AIM —
Give the number of lines below that contain the word "change", and nothing else.

INPUT MATERIAL —

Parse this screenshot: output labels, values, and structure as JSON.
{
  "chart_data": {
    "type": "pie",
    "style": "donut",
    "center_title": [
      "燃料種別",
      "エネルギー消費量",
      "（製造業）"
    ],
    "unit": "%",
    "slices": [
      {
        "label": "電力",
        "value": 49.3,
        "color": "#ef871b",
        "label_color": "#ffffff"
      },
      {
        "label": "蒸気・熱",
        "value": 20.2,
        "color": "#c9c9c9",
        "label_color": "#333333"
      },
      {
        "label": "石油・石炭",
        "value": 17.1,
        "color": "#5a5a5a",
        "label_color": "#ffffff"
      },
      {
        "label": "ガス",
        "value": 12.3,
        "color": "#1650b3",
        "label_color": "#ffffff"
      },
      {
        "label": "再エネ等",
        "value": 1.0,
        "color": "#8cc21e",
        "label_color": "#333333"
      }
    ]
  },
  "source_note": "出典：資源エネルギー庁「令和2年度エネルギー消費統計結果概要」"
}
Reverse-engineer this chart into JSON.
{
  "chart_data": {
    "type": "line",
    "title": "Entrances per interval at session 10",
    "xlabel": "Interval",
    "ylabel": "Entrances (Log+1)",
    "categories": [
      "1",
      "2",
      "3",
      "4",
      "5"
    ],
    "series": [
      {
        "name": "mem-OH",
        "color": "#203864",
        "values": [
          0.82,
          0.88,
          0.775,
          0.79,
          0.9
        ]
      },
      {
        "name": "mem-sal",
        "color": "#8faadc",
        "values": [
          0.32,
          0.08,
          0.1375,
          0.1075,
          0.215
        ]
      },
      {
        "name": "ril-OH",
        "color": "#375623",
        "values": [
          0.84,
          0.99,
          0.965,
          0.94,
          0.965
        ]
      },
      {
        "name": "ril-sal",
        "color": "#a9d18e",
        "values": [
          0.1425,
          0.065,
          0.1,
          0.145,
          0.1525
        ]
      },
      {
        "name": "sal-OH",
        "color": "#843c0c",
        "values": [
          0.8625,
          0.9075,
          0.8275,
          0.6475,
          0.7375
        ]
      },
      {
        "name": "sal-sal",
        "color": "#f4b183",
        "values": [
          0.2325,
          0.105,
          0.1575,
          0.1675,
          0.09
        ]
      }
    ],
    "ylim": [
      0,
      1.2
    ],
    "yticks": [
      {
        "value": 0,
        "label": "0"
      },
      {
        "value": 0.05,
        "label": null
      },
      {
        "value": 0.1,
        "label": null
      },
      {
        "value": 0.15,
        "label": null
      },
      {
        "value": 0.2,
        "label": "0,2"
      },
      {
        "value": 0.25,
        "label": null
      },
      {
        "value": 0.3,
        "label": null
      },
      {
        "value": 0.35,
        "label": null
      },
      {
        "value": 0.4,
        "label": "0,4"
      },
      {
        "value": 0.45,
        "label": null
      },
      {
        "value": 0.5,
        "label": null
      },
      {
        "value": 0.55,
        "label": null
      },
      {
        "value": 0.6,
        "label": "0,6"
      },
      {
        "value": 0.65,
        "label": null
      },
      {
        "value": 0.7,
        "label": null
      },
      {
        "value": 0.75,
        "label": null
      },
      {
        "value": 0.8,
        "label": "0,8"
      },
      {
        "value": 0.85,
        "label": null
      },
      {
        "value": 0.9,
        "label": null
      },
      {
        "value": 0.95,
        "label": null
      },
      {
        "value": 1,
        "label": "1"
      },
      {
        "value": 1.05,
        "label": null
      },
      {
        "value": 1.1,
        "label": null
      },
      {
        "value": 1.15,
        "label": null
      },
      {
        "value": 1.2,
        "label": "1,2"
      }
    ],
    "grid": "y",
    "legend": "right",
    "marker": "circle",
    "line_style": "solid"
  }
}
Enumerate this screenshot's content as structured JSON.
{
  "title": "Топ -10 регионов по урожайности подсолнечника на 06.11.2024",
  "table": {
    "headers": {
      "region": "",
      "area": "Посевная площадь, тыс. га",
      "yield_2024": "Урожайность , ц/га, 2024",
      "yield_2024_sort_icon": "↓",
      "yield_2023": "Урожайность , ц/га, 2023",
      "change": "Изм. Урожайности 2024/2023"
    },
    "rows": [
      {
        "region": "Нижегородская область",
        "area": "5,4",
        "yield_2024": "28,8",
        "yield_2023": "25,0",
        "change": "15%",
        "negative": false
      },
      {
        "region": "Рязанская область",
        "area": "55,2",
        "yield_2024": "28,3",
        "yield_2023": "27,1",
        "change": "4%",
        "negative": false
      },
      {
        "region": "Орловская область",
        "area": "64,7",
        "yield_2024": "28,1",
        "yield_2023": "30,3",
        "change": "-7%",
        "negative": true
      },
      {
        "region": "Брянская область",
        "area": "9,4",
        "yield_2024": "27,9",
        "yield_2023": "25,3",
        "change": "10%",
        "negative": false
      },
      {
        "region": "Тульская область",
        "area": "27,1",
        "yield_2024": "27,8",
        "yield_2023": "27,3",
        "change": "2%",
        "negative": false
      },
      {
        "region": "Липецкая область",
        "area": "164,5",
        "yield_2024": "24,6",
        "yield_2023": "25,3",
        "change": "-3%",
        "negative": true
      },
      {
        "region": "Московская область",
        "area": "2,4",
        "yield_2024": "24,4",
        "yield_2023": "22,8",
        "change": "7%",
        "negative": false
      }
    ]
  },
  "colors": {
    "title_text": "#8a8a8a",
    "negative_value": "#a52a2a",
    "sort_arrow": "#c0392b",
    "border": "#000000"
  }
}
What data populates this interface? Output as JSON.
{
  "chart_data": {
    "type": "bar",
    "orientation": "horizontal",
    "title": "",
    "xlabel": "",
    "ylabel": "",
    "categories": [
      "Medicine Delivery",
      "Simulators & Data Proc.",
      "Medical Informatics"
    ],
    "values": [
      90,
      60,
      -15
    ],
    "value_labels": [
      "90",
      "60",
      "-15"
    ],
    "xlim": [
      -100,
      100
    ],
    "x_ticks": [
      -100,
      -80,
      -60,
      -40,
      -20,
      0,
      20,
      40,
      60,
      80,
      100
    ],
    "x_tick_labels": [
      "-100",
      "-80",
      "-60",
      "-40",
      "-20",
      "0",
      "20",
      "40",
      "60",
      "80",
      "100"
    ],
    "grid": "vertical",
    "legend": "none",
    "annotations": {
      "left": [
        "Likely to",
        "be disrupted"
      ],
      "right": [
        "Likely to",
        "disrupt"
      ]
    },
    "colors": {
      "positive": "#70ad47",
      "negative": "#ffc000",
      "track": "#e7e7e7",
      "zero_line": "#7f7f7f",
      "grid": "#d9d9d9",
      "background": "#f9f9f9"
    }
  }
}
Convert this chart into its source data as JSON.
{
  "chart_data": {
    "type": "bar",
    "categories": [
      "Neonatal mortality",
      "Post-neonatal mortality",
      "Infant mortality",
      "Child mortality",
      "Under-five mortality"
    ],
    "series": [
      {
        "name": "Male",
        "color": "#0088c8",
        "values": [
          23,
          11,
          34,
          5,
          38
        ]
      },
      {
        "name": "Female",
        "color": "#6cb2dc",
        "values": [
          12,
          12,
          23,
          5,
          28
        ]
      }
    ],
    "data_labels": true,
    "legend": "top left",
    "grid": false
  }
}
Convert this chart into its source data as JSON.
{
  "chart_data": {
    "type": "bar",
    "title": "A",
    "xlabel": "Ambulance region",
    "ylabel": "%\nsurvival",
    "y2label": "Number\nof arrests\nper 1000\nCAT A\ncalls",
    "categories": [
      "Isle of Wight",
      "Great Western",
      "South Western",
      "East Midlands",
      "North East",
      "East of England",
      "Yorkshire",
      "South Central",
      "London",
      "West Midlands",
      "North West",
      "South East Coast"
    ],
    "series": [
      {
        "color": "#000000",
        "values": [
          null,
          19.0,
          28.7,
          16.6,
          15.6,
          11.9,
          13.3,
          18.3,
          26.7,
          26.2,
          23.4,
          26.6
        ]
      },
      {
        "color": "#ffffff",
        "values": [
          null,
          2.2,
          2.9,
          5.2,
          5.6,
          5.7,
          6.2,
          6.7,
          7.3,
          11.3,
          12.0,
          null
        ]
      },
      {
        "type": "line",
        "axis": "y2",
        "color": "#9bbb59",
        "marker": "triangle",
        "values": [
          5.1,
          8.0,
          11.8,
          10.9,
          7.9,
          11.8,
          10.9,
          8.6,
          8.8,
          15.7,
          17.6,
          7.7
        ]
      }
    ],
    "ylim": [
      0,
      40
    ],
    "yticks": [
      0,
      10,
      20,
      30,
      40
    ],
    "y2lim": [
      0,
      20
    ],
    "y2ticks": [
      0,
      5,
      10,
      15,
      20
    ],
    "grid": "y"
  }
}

TASK RESULT —
8